**The problem:** Show all lines that include the string "brightness"; copy each one.

**Listing:**
┌──

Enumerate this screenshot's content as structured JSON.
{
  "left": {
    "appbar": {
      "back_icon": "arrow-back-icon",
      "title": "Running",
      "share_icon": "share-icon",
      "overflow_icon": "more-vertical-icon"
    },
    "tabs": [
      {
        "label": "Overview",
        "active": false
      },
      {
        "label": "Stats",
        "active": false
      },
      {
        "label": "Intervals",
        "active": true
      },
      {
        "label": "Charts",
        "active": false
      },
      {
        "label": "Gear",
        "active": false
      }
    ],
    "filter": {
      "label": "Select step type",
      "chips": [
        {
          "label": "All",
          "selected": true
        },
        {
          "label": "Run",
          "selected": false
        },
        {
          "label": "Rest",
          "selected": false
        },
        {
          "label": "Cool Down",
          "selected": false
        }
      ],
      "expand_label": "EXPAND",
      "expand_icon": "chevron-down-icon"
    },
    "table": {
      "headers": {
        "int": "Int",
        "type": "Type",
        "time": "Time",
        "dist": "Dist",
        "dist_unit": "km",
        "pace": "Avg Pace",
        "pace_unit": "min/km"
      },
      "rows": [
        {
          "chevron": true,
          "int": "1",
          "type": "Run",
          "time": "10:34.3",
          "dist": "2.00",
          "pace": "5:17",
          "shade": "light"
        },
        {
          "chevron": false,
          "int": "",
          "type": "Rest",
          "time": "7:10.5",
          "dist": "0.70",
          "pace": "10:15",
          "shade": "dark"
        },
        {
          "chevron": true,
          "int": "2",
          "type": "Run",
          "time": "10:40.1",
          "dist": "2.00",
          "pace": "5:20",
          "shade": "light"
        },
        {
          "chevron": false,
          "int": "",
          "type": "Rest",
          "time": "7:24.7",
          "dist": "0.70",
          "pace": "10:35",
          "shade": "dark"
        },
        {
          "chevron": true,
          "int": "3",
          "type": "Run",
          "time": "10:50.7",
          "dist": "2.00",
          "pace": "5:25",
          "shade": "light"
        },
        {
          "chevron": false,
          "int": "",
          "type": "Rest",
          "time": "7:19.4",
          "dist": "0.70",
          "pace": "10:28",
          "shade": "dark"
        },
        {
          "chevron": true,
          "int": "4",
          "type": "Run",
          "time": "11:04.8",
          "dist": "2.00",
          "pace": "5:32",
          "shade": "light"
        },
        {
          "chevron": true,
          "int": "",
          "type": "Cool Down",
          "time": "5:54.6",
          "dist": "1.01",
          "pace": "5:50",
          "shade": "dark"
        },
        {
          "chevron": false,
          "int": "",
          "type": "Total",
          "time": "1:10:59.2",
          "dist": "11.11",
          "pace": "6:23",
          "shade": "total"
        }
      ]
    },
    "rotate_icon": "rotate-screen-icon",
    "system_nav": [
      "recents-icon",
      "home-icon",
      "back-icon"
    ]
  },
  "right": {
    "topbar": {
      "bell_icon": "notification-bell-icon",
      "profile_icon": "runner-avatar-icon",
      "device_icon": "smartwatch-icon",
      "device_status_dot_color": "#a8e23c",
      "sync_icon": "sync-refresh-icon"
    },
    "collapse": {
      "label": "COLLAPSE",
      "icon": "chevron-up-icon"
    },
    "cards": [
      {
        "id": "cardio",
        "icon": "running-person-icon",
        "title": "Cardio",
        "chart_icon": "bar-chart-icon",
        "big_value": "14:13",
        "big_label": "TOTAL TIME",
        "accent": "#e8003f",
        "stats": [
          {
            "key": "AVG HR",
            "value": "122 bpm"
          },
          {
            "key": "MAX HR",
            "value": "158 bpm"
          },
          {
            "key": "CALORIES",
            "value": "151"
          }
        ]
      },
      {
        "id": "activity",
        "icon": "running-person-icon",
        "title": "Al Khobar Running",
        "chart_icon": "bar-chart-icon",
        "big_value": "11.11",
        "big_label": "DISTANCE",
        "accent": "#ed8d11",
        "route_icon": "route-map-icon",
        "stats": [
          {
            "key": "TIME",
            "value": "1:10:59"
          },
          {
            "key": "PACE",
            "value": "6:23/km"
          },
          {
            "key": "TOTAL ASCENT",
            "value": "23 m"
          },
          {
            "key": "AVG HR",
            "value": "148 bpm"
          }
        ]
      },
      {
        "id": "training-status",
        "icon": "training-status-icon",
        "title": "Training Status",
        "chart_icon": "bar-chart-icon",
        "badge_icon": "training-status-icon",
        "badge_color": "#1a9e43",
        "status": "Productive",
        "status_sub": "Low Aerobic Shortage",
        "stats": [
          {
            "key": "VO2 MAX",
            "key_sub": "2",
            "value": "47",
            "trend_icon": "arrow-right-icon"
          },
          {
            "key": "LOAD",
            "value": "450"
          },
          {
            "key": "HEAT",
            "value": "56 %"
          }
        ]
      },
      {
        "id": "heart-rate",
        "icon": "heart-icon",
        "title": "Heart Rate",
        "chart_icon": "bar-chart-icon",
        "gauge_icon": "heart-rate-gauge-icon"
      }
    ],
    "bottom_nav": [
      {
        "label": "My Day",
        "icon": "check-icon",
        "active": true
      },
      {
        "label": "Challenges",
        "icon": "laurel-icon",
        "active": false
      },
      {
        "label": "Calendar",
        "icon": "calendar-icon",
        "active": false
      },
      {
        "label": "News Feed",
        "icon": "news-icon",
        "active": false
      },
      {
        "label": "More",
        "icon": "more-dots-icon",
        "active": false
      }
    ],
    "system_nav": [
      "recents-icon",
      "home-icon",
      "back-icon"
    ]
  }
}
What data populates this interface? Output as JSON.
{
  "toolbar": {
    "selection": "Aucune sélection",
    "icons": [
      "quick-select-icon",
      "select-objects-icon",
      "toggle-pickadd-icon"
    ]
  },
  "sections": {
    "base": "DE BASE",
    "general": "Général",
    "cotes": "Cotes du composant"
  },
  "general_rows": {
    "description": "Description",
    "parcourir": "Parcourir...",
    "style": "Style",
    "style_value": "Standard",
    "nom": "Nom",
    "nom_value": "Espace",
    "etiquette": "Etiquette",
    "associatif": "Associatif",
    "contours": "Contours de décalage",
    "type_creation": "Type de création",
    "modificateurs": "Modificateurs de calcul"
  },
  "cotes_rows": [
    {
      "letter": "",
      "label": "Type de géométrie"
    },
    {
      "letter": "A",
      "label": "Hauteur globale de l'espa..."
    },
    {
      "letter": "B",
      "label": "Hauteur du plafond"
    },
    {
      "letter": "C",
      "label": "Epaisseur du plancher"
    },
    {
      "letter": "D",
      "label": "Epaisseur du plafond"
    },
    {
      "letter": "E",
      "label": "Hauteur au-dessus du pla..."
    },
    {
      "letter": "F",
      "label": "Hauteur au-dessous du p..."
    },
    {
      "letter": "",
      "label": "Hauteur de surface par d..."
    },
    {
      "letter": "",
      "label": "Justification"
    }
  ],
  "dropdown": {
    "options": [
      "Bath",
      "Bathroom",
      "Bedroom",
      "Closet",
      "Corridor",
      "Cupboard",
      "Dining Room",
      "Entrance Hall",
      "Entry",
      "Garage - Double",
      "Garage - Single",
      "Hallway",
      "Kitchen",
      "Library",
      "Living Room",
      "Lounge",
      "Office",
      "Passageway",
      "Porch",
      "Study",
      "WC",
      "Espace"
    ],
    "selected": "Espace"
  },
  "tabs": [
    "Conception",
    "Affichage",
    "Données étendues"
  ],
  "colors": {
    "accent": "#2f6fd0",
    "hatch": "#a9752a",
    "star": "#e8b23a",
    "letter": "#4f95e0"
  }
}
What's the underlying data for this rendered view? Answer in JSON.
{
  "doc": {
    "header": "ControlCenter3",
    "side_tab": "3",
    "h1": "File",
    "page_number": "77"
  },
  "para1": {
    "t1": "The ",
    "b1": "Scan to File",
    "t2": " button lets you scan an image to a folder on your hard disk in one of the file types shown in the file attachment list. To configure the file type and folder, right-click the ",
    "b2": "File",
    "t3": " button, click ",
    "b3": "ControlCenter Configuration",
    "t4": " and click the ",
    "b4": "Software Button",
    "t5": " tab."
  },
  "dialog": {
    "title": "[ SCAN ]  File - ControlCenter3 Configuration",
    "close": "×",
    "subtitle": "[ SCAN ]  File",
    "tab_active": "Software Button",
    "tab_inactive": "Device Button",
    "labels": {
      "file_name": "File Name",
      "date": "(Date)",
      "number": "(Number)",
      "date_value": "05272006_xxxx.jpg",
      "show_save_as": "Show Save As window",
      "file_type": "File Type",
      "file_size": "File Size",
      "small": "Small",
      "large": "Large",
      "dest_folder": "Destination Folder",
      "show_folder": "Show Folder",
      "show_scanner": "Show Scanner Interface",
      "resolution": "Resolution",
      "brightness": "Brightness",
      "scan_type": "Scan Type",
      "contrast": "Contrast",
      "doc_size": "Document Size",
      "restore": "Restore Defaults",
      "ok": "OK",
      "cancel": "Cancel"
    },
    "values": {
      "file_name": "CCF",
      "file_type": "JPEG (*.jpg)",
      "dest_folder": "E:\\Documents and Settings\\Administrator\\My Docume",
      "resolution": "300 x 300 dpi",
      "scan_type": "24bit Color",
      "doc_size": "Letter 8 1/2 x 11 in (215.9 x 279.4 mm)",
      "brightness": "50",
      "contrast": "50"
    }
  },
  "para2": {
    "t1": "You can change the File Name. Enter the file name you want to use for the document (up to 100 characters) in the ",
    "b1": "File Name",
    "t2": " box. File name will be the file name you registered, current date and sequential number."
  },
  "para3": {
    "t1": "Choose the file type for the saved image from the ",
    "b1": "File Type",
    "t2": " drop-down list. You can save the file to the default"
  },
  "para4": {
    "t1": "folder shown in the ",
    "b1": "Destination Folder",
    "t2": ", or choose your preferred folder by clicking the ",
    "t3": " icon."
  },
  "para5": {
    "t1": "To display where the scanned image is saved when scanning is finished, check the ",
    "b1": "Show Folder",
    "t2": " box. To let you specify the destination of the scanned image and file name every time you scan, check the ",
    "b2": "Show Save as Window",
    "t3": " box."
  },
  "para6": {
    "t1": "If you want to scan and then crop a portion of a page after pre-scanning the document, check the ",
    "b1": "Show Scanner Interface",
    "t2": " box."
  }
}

└──

**Output for this task:**
      "brightness": "Brightness",
      "brightness": "50",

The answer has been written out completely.